Among the lines below, count those with "structured". Give the total alone.

══════════

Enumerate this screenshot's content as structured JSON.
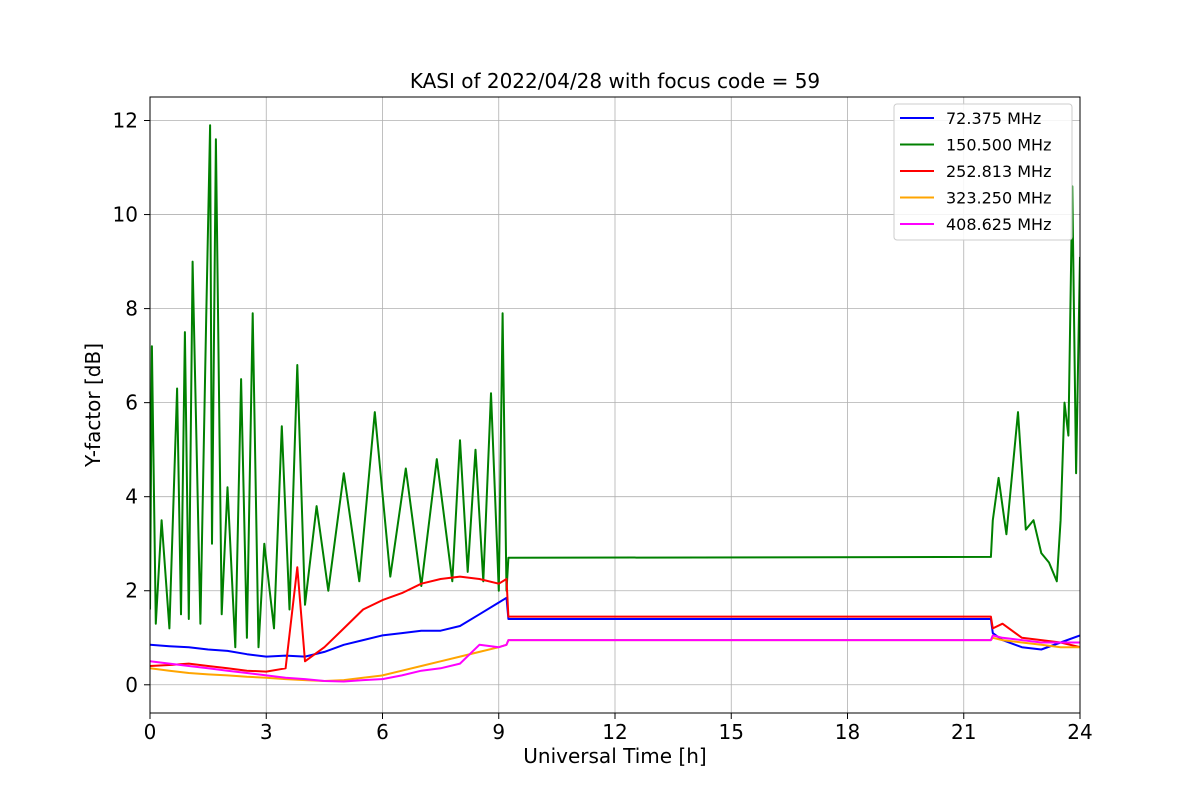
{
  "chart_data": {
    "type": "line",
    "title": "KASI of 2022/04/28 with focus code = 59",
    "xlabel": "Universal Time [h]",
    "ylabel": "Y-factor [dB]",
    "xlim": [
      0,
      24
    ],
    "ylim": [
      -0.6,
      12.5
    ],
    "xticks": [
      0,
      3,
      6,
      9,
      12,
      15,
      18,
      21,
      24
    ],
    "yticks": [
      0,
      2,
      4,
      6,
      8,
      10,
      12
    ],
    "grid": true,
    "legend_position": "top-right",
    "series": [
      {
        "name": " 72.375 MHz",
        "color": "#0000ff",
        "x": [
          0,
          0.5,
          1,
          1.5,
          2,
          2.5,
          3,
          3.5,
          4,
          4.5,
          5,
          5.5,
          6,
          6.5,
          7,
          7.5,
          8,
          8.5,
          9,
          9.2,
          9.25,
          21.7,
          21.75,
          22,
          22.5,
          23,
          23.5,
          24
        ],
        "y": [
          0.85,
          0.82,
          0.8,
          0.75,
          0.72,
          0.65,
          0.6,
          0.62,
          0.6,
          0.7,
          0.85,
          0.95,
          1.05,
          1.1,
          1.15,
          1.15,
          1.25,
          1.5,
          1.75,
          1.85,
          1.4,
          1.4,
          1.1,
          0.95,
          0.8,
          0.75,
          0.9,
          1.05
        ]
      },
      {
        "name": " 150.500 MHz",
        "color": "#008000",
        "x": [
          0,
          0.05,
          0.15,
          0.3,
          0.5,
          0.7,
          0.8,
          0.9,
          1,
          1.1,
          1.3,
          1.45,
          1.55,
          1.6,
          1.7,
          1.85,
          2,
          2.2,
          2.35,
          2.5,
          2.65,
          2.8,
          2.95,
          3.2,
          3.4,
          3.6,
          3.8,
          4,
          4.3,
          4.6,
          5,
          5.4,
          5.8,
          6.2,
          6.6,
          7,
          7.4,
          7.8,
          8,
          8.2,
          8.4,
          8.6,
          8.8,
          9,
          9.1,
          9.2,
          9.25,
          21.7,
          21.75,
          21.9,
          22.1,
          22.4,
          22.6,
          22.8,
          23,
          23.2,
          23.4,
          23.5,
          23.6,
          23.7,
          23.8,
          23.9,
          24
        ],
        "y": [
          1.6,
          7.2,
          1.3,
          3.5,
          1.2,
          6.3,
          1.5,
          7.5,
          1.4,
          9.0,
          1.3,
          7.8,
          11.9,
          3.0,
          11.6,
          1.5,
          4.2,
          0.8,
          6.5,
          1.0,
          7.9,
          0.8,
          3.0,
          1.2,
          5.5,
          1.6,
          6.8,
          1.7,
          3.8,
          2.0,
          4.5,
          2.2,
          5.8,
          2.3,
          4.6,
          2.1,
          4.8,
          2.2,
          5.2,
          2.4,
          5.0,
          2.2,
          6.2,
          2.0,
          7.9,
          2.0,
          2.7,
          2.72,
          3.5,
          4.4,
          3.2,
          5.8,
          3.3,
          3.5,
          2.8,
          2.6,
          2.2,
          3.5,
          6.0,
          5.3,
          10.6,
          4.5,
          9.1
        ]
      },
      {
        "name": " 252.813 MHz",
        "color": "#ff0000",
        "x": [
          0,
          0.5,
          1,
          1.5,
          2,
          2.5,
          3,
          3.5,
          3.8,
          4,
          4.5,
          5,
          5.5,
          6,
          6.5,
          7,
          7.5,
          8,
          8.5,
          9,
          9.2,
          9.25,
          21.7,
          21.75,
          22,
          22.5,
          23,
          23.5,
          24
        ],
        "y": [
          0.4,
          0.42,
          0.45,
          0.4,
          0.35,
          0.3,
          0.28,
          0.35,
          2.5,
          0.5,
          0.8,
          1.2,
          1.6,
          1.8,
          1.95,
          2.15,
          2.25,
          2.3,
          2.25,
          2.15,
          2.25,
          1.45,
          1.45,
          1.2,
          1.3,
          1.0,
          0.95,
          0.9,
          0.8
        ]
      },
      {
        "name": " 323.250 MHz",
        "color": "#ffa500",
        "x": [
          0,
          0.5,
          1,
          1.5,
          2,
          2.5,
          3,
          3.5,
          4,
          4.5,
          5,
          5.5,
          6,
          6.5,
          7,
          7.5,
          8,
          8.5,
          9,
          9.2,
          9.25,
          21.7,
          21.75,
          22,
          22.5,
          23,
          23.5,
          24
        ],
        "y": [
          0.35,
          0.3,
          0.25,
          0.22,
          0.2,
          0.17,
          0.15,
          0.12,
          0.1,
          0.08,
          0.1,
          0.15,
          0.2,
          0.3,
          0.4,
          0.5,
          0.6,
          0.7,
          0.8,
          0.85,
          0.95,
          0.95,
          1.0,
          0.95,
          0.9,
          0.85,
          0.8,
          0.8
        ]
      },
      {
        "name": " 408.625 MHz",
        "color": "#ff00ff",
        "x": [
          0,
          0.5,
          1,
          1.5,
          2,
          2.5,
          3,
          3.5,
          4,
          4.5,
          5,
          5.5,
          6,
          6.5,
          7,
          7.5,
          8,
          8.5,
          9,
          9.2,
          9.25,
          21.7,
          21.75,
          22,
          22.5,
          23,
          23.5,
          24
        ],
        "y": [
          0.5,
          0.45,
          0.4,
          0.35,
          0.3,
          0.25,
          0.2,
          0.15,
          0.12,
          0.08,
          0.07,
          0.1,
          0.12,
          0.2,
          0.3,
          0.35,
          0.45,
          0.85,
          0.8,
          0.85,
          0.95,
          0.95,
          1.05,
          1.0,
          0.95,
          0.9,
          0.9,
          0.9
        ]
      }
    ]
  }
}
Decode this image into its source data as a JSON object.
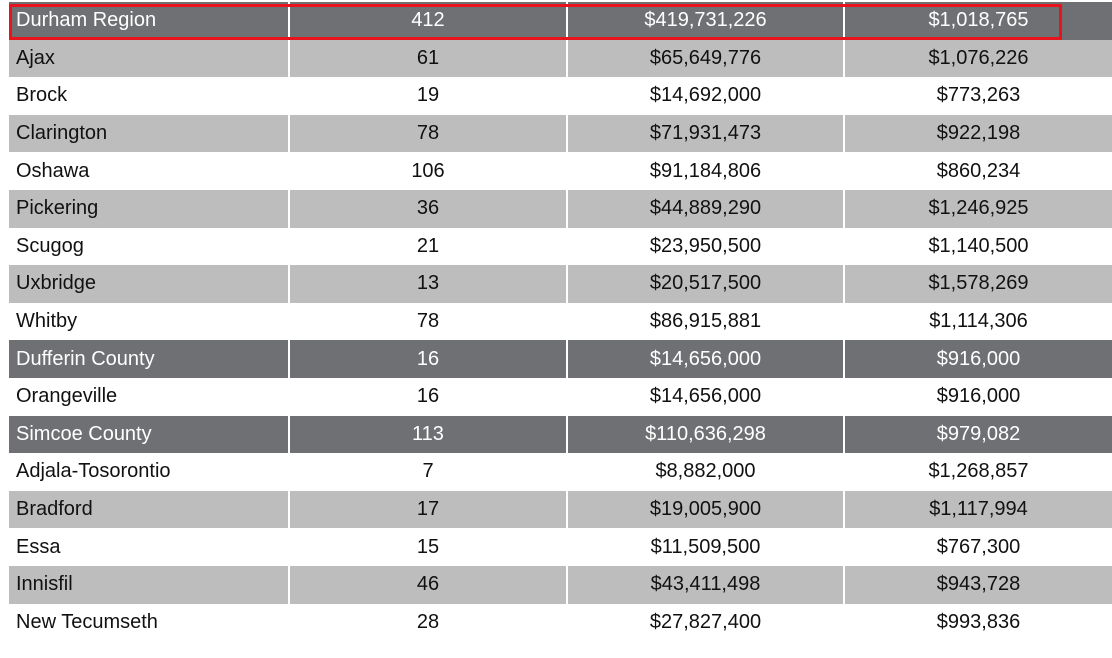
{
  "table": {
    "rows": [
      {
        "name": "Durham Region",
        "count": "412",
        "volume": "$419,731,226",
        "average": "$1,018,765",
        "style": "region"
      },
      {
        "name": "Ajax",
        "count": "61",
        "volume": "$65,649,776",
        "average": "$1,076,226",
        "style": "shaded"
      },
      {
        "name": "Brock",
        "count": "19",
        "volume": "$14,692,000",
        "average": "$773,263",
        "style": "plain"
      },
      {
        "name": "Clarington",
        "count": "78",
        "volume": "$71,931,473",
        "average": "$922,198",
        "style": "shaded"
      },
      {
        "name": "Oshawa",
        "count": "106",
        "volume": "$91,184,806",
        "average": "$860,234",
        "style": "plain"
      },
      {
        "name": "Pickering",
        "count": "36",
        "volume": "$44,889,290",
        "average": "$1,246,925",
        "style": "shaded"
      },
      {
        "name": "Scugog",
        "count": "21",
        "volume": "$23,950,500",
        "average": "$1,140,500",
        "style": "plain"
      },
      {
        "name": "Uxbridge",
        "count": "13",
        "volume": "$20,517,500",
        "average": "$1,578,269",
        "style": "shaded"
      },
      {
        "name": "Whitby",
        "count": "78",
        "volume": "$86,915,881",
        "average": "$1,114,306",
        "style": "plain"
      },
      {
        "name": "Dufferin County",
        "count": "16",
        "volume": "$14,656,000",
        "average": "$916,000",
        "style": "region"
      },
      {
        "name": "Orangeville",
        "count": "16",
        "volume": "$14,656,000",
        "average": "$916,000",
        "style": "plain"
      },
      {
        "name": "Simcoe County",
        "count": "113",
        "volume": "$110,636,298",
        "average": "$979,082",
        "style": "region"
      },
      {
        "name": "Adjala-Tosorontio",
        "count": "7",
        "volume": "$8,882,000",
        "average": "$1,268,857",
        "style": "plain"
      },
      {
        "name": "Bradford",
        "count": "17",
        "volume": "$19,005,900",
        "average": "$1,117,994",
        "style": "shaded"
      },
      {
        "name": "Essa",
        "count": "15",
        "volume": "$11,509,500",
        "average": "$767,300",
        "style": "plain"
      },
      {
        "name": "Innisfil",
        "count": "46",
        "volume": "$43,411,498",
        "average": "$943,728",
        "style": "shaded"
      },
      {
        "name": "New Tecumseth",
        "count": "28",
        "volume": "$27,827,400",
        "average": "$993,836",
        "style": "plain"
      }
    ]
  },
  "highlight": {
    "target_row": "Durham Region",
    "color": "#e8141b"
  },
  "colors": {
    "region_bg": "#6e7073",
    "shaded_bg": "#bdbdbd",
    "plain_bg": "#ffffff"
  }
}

══════════

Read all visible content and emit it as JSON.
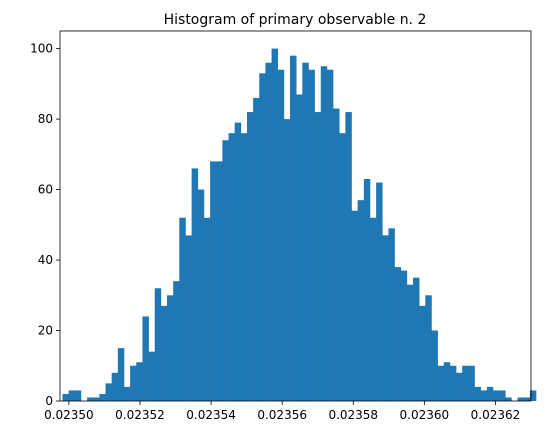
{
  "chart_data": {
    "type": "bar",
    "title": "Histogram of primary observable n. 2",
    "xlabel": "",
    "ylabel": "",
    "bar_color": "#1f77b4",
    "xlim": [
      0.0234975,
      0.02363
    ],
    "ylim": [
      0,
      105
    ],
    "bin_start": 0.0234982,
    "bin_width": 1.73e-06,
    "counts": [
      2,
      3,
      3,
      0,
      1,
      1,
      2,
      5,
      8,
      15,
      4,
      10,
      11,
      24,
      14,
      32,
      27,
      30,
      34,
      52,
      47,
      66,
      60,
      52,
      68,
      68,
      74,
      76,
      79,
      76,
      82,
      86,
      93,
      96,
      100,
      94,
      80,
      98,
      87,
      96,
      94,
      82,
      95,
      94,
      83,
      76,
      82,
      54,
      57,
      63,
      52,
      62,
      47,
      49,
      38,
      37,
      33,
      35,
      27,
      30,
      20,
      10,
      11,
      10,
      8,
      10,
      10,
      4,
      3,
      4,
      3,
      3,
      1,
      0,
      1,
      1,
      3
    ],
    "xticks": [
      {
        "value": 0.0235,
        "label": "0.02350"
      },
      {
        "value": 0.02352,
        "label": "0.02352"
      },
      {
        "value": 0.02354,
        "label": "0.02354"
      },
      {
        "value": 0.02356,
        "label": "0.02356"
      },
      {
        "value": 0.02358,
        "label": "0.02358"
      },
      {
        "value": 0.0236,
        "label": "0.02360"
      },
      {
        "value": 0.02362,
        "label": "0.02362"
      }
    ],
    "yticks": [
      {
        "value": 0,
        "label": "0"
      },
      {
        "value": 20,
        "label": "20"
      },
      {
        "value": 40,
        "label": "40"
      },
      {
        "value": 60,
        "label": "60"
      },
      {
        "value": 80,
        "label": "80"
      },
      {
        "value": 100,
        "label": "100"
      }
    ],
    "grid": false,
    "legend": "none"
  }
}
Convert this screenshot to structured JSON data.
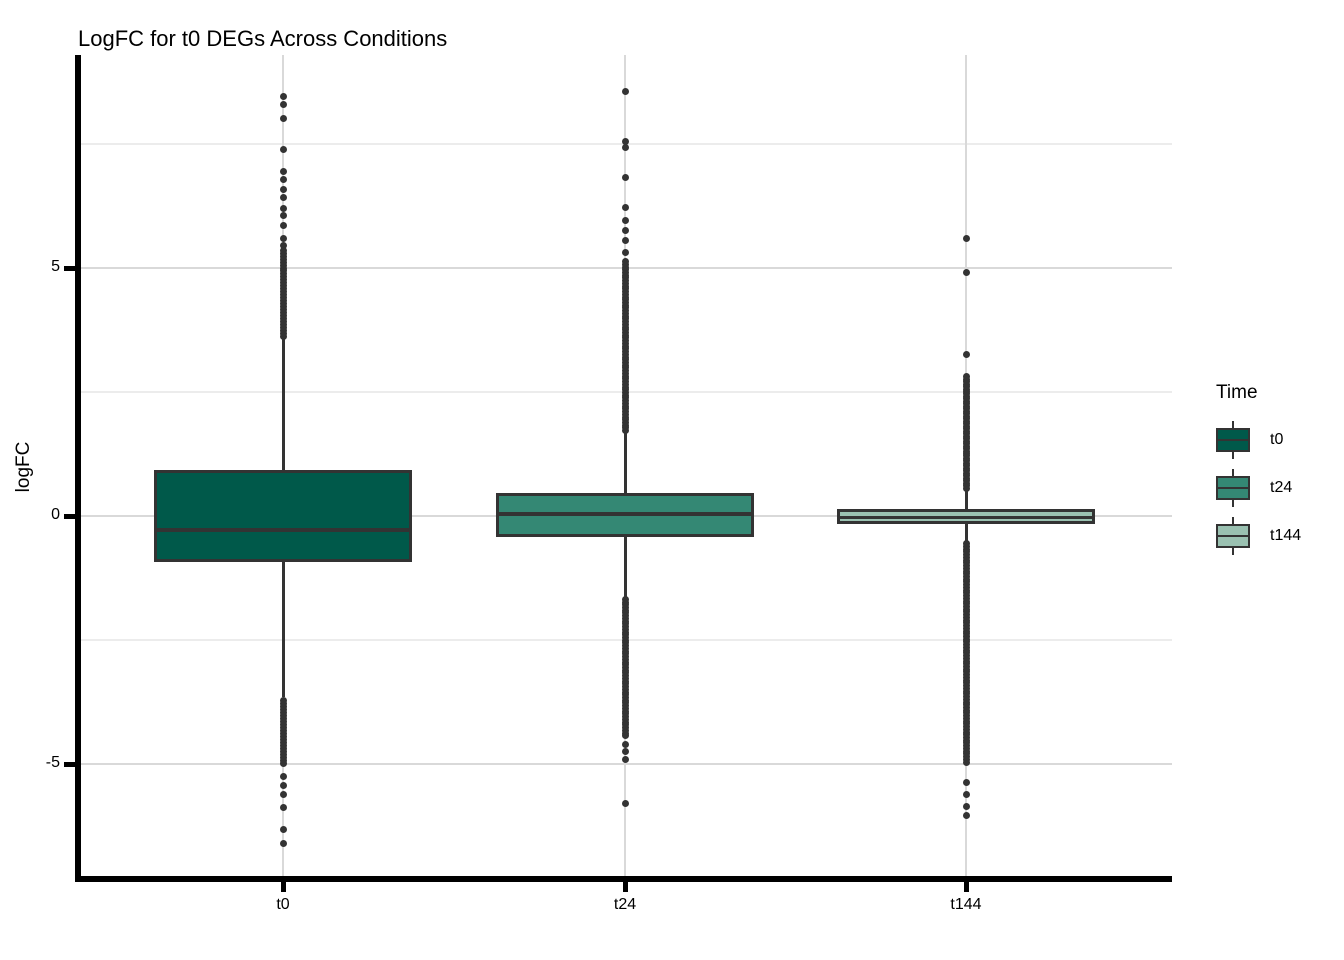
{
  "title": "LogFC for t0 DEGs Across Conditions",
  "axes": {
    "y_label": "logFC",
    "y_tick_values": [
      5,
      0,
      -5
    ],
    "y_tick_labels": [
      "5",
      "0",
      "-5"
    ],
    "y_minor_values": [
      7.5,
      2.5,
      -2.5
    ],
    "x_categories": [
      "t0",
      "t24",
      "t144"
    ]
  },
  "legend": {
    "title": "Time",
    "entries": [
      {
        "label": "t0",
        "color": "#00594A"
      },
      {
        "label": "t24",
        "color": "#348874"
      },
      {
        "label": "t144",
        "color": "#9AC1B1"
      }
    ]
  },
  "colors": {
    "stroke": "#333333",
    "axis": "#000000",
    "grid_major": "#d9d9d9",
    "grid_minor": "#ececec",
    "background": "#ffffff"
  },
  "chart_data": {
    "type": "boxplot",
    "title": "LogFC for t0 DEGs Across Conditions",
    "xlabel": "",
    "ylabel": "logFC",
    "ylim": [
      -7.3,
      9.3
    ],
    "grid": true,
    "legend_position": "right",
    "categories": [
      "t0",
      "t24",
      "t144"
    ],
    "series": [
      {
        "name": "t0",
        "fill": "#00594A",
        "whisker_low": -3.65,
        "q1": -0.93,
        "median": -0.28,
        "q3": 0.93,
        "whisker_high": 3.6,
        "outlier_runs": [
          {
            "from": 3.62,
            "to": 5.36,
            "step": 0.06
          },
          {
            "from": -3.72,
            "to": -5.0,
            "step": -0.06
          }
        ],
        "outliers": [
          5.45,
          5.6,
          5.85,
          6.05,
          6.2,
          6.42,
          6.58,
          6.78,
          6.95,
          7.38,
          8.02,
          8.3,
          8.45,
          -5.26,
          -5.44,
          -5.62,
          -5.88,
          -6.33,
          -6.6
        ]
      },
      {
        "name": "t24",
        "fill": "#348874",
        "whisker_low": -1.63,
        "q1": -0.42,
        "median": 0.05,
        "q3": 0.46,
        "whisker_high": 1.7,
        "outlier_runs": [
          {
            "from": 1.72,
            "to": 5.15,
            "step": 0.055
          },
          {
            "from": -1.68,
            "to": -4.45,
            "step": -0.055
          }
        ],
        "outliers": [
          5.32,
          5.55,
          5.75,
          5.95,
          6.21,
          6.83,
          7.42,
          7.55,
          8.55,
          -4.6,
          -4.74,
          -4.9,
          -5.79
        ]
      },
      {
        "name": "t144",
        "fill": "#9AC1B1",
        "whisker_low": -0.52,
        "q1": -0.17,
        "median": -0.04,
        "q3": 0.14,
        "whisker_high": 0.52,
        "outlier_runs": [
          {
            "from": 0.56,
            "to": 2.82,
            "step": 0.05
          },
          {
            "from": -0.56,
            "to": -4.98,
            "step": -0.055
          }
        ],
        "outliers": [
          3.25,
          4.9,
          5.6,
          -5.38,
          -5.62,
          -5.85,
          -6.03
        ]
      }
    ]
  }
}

══════════

Response to this task:
2